··· Material for the task
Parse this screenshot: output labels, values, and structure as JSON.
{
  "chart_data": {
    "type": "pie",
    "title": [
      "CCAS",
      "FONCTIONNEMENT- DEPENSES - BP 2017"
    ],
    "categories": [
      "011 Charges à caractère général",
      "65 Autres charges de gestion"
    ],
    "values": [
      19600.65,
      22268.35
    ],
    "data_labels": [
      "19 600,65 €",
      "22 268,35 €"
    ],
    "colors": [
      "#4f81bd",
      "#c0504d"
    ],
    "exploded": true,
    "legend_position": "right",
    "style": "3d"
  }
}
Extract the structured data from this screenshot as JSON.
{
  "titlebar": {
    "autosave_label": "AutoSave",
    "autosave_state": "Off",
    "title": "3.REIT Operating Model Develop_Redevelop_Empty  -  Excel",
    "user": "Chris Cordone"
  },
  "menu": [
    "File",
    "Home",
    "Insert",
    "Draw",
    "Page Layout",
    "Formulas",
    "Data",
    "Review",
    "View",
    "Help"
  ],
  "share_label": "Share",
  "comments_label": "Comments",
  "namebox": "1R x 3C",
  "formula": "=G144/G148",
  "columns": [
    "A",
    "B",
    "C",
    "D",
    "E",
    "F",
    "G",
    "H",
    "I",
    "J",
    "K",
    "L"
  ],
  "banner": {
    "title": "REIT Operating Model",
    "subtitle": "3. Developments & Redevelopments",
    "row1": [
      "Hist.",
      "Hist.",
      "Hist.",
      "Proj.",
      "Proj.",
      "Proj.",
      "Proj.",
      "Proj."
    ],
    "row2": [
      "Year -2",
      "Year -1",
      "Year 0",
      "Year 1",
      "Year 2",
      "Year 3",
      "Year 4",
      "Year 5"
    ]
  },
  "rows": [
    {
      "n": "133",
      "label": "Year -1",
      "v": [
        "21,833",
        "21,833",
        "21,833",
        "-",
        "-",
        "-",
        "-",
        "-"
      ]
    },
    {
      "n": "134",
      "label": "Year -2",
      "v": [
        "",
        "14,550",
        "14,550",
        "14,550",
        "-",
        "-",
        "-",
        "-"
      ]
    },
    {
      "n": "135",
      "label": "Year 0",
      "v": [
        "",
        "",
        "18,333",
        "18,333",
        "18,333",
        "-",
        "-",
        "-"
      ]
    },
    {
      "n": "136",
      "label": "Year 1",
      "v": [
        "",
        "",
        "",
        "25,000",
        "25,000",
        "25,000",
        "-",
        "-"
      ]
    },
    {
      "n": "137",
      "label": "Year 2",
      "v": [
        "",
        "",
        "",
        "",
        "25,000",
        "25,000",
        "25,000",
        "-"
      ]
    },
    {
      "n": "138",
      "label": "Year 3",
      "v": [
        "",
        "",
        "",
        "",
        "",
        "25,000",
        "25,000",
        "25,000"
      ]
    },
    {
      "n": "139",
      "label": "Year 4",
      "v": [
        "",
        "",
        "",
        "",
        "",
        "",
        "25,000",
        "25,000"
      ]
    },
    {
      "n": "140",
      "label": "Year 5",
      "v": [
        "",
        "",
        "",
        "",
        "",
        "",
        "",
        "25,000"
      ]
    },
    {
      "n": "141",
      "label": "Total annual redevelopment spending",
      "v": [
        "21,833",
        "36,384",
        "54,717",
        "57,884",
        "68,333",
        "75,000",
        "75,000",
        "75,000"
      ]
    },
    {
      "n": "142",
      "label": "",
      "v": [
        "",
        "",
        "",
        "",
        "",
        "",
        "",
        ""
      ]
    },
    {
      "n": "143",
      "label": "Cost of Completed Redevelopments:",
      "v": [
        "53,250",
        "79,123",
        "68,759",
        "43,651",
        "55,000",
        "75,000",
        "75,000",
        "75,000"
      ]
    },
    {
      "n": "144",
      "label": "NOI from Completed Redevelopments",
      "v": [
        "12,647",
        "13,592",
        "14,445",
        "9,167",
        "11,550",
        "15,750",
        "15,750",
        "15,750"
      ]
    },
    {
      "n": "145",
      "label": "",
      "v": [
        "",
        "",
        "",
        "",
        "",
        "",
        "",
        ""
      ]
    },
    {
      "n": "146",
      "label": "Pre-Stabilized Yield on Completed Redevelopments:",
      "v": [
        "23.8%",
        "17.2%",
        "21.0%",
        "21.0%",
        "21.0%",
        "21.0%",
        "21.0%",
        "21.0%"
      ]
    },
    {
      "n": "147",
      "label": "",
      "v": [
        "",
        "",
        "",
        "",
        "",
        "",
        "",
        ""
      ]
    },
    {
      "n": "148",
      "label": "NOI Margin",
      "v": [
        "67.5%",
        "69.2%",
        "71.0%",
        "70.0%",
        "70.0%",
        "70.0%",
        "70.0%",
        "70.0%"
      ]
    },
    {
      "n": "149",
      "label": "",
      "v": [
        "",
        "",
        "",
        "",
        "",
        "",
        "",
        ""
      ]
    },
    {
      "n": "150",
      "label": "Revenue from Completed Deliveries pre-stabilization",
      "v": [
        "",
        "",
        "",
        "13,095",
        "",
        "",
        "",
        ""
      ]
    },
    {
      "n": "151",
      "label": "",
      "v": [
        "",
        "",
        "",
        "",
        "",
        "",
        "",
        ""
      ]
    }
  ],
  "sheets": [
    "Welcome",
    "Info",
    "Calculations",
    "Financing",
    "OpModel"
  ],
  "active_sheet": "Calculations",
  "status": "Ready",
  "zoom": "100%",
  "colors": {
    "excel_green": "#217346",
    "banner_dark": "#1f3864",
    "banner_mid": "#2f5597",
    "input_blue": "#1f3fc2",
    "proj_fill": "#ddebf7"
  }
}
······
## Task instructions
Nothing in the listing may be changed; retype it all exactly.

## Solved exercise
Parse this screenshot: output labels, values, and structure as JSON.
{
  "chart_data": {
    "type": "pie",
    "title": [
      "CCAS",
      "FONCTIONNEMENT- DEPENSES - BP 2017"
    ],
    "categories": [
      "011 Charges à caractère général",
      "65 Autres charges de gestion"
    ],
    "values": [
      19600.65,
      22268.35
    ],
    "data_labels": [
      "19 600,65 €",
      "22 268,35 €"
    ],
    "colors": [
      "#4f81bd",
      "#c0504d"
    ],
    "exploded": true,
    "legend_position": "right",
    "style": "3d"
  }
}
Extract the structured data from this screenshot as JSON.
{
  "titlebar": {
    "autosave_label": "AutoSave",
    "autosave_state": "Off",
    "title": "3.REIT Operating Model Develop_Redevelop_Empty  -  Excel",
    "user": "Chris Cordone"
  },
  "menu": [
    "File",
    "Home",
    "Insert",
    "Draw",
    "Page Layout",
    "Formulas",
    "Data",
    "Review",
    "View",
    "Help"
  ],
  "share_label": "Share",
  "comments_label": "Comments",
  "namebox": "1R x 3C",
  "formula": "=G144/G148",
  "columns": [
    "A",
    "B",
    "C",
    "D",
    "E",
    "F",
    "G",
    "H",
    "I",
    "J",
    "K",
    "L"
  ],
  "banner": {
    "title": "REIT Operating Model",
    "subtitle": "3. Developments & Redevelopments",
    "row1": [
      "Hist.",
      "Hist.",
      "Hist.",
      "Proj.",
      "Proj.",
      "Proj.",
      "Proj.",
      "Proj."
    ],
    "row2": [
      "Year -2",
      "Year -1",
      "Year 0",
      "Year 1",
      "Year 2",
      "Year 3",
      "Year 4",
      "Year 5"
    ]
  },
  "rows": [
    {
      "n": "133",
      "label": "Year -1",
      "v": [
        "21,833",
        "21,833",
        "21,833",
        "-",
        "-",
        "-",
        "-",
        "-"
      ]
    },
    {
      "n": "134",
      "label": "Year -2",
      "v": [
        "",
        "14,550",
        "14,550",
        "14,550",
        "-",
        "-",
        "-",
        "-"
      ]
    },
    {
      "n": "135",
      "label": "Year 0",
      "v": [
        "",
        "",
        "18,333",
        "18,333",
        "18,333",
        "-",
        "-",
        "-"
      ]
    },
    {
      "n": "136",
      "label": "Year 1",
      "v": [
        "",
        "",
        "",
        "25,000",
        "25,000",
        "25,000",
        "-",
        "-"
      ]
    },
    {
      "n": "137",
      "label": "Year 2",
      "v": [
        "",
        "",
        "",
        "",
        "25,000",
        "25,000",
        "25,000",
        "-"
      ]
    },
    {
      "n": "138",
      "label": "Year 3",
      "v": [
        "",
        "",
        "",
        "",
        "",
        "25,000",
        "25,000",
        "25,000"
      ]
    },
    {
      "n": "139",
      "label": "Year 4",
      "v": [
        "",
        "",
        "",
        "",
        "",
        "",
        "25,000",
        "25,000"
      ]
    },
    {
      "n": "140",
      "label": "Year 5",
      "v": [
        "",
        "",
        "",
        "",
        "",
        "",
        "",
        "25,000"
      ]
    },
    {
      "n": "141",
      "label": "Total annual redevelopment spending",
      "v": [
        "21,833",
        "36,384",
        "54,717",
        "57,884",
        "68,333",
        "75,000",
        "75,000",
        "75,000"
      ]
    },
    {
      "n": "142",
      "label": "",
      "v": [
        "",
        "",
        "",
        "",
        "",
        "",
        "",
        ""
      ]
    },
    {
      "n": "143",
      "label": "Cost of Completed Redevelopments:",
      "v": [
        "53,250",
        "79,123",
        "68,759",
        "43,651",
        "55,000",
        "75,000",
        "75,000",
        "75,000"
      ]
    },
    {
      "n": "144",
      "label": "NOI from Completed Redevelopments",
      "v": [
        "12,647",
        "13,592",
        "14,445",
        "9,167",
        "11,550",
        "15,750",
        "15,750",
        "15,750"
      ]
    },
    {
      "n": "145",
      "label": "",
      "v": [
        "",
        "",
        "",
        "",
        "",
        "",
        "",
        ""
      ]
    },
    {
      "n": "146",
      "label": "Pre-Stabilized Yield on Completed Redevelopments:",
      "v": [
        "23.8%",
        "17.2%",
        "21.0%",
        "21.0%",
        "21.0%",
        "21.0%",
        "21.0%",
        "21.0%"
      ]
    },
    {
      "n": "147",
      "label": "",
      "v": [
        "",
        "",
        "",
        "",
        "",
        "",
        "",
        ""
      ]
    },
    {
      "n": "148",
      "label": "NOI Margin",
      "v": [
        "67.5%",
        "69.2%",
        "71.0%",
        "70.0%",
        "70.0%",
        "70.0%",
        "70.0%",
        "70.0%"
      ]
    },
    {
      "n": "149",
      "label": "",
      "v": [
        "",
        "",
        "",
        "",
        "",
        "",
        "",
        ""
      ]
    },
    {
      "n": "150",
      "label": "Revenue from Completed Deliveries pre-stabilization",
      "v": [
        "",
        "",
        "",
        "13,095",
        "",
        "",
        "",
        ""
      ]
    },
    {
      "n": "151",
      "label": "",
      "v": [
        "",
        "",
        "",
        "",
        "",
        "",
        "",
        ""
      ]
    }
  ],
  "sheets": [
    "Welcome",
    "Info",
    "Calculations",
    "Financing",
    "OpModel"
  ],
  "active_sheet": "Calculations",
  "status": "Ready",
  "zoom": "100%",
  "colors": {
    "excel_green": "#217346",
    "banner_dark": "#1f3864",
    "banner_mid": "#2f5597",
    "input_blue": "#1f3fc2",
    "proj_fill": "#ddebf7"
  }
}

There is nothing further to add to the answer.